─── Excerpted data ───
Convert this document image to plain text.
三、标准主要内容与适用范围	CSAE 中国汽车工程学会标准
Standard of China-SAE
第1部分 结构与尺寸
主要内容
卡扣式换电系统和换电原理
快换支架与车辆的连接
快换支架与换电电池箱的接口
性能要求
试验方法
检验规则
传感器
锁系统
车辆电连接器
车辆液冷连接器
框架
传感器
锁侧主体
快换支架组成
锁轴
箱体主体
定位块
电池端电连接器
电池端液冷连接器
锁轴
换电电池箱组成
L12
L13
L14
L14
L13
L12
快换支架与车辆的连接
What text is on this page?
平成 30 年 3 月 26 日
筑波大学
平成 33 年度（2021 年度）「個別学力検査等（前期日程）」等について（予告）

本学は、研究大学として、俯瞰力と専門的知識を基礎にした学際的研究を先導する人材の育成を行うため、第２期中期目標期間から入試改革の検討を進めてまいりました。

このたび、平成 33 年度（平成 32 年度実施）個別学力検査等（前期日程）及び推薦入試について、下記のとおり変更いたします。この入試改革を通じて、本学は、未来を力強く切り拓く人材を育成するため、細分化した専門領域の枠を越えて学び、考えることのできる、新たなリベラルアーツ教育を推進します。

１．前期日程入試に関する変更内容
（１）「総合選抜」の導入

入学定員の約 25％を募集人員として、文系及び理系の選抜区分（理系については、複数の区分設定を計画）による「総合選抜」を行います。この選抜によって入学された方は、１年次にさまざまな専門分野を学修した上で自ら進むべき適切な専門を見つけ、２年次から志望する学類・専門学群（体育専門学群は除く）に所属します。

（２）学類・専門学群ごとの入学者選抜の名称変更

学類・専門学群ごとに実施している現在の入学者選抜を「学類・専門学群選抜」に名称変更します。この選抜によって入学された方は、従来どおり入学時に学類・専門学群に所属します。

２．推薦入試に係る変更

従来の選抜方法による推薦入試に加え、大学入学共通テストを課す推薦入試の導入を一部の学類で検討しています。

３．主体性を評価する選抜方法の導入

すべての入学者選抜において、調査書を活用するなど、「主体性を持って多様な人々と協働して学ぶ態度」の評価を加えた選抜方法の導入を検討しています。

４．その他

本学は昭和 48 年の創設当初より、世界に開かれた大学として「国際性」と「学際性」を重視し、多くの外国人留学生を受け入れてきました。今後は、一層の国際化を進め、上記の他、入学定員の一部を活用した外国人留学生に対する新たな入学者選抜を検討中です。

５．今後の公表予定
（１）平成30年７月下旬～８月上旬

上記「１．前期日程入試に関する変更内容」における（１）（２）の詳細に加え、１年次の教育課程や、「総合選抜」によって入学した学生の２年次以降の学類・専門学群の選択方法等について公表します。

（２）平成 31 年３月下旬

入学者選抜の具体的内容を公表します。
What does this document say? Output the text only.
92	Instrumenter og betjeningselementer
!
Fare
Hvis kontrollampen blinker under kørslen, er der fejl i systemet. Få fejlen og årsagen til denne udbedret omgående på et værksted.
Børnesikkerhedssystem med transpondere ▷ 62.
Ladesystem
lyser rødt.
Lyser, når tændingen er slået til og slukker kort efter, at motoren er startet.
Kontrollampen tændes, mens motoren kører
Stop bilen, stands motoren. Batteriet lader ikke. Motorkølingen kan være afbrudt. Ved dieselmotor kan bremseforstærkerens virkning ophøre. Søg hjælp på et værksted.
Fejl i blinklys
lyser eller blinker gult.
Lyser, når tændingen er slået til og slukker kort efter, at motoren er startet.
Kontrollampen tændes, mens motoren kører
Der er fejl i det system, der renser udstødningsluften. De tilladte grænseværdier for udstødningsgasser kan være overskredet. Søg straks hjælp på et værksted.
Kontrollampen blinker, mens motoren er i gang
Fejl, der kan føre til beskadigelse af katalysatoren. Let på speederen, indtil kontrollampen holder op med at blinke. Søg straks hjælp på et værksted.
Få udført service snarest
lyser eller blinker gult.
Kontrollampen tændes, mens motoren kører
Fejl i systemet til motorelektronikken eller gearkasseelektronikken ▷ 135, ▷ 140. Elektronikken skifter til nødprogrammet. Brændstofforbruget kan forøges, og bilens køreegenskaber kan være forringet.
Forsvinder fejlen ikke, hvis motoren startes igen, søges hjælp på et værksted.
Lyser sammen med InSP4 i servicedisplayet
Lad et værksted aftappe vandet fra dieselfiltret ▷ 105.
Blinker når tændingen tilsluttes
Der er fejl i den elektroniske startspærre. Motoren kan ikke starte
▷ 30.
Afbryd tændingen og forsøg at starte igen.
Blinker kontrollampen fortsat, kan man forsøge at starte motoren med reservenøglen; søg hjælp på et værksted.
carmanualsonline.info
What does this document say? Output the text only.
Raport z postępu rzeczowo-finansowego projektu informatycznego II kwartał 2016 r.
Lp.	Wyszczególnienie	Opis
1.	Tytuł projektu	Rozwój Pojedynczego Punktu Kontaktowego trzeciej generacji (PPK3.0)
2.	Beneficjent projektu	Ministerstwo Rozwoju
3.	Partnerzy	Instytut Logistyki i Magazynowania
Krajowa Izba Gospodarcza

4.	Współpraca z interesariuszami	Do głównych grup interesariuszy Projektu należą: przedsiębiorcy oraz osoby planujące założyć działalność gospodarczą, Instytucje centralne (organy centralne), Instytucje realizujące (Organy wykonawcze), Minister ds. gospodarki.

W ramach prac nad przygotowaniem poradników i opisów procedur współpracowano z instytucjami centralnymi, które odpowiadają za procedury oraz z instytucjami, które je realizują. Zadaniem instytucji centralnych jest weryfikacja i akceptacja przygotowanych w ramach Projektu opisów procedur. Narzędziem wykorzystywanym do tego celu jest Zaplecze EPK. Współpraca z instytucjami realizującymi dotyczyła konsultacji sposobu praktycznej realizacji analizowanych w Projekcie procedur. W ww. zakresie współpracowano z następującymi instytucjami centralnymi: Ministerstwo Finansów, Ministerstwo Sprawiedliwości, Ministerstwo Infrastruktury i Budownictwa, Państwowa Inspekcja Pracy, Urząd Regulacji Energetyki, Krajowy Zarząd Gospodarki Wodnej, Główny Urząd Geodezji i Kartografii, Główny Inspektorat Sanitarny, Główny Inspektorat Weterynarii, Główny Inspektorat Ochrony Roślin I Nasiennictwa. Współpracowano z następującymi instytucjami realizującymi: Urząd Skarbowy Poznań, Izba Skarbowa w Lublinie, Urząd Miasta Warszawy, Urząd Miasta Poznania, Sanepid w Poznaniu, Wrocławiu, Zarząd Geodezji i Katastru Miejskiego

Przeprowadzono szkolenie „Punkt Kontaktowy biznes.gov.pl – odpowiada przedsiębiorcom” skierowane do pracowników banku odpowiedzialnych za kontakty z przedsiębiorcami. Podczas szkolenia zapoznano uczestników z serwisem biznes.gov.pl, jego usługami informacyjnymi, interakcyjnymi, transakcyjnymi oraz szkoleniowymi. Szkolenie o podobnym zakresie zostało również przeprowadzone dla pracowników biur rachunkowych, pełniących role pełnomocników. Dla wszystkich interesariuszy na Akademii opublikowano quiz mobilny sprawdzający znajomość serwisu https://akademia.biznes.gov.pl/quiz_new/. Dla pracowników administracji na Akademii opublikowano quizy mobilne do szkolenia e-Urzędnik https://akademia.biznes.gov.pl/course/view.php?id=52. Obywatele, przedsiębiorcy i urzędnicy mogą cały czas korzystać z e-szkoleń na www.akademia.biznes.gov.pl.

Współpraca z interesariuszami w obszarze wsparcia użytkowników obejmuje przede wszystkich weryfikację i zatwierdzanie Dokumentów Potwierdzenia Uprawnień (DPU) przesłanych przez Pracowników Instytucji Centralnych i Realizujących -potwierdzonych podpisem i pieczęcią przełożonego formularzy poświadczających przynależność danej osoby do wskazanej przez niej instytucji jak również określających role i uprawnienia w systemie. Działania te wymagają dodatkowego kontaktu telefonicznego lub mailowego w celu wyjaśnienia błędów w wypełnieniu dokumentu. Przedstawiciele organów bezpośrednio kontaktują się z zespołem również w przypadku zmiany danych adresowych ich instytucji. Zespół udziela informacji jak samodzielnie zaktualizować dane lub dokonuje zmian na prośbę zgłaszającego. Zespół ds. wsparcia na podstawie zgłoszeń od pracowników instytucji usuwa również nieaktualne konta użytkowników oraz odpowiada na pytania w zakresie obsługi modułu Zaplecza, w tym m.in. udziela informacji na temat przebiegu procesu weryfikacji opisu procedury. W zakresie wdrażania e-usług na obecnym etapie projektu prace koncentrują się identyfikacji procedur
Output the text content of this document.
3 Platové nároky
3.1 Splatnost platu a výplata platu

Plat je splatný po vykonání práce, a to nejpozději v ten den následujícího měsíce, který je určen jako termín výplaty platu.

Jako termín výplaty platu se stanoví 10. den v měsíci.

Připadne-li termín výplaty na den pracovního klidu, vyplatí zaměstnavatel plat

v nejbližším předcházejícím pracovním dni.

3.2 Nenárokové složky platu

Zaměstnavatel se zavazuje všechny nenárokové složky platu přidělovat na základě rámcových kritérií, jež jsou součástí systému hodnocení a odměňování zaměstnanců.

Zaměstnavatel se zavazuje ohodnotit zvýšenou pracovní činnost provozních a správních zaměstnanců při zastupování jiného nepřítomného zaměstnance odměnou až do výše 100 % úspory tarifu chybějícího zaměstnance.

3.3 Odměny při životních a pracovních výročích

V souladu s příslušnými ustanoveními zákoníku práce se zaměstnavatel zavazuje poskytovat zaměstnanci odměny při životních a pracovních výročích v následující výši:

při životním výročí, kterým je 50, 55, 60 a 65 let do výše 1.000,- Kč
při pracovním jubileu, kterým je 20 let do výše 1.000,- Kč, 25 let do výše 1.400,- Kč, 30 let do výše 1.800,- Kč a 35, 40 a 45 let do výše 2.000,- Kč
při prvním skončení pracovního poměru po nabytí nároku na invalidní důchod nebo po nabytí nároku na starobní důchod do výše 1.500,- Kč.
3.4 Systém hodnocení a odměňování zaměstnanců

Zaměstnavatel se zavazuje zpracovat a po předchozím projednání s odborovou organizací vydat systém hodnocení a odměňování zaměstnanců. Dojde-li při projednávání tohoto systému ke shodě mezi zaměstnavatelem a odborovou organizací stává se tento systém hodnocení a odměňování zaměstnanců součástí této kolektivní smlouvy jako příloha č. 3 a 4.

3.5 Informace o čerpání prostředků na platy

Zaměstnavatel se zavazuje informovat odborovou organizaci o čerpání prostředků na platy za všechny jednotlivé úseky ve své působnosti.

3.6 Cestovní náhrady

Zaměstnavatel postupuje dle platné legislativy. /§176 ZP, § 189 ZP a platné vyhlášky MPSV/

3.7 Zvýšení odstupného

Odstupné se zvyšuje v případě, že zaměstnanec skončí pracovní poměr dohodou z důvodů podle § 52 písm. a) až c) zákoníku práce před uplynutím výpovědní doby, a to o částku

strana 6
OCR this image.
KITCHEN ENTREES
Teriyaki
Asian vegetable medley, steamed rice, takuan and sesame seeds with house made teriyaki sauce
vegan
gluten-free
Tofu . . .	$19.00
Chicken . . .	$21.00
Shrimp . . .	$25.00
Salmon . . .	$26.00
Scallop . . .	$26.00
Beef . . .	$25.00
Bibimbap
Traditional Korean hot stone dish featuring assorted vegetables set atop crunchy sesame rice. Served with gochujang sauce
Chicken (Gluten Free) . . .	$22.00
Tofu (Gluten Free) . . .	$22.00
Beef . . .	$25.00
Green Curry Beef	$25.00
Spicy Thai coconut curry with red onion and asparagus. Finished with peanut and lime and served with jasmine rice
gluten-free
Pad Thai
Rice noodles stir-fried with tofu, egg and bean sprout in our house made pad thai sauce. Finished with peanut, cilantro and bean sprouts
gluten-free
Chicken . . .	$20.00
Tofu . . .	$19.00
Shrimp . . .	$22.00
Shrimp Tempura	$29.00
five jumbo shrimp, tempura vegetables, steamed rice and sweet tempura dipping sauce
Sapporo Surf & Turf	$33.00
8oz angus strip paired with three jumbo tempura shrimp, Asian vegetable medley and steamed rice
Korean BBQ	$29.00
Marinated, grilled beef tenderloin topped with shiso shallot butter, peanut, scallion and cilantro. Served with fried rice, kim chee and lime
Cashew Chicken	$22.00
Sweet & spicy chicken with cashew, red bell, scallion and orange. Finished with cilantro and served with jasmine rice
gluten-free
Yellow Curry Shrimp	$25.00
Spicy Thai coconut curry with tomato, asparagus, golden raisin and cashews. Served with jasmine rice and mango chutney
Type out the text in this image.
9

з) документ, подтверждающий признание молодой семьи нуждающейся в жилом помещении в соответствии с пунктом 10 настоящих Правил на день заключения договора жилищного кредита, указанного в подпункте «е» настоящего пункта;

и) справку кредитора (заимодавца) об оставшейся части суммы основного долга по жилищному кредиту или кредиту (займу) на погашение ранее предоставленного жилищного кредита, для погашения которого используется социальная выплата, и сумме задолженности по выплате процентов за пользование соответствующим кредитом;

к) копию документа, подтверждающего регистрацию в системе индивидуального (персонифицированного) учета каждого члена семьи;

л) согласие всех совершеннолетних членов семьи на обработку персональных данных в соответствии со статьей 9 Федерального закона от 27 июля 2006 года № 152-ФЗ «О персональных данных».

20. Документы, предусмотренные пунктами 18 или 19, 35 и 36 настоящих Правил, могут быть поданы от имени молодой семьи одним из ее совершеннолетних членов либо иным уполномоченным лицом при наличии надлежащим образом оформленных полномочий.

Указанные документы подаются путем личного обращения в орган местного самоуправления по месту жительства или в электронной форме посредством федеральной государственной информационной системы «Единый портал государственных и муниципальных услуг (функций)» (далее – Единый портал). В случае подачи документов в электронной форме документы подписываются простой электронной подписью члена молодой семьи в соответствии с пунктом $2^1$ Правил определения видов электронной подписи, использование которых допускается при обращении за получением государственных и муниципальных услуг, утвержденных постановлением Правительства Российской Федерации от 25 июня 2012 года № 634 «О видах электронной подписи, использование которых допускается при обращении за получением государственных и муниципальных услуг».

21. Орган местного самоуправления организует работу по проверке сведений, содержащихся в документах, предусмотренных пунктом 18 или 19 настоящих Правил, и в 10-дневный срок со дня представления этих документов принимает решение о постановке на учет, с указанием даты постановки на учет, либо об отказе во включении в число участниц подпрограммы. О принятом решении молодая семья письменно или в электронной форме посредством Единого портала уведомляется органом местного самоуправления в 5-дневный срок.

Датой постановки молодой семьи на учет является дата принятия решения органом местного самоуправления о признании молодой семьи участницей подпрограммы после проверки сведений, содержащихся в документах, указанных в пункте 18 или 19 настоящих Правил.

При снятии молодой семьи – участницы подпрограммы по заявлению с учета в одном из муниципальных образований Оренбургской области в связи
───
* Exercise brief
Gather each line that holds "čerpání".

* Response to the task
3.5 Informace o čerpání prostředků na platy
Zaměstnavatel se zavazuje informovat odborovou organizaci o čerpání prostředků na platy za všechny jednotlivé úseky ve své působnosti.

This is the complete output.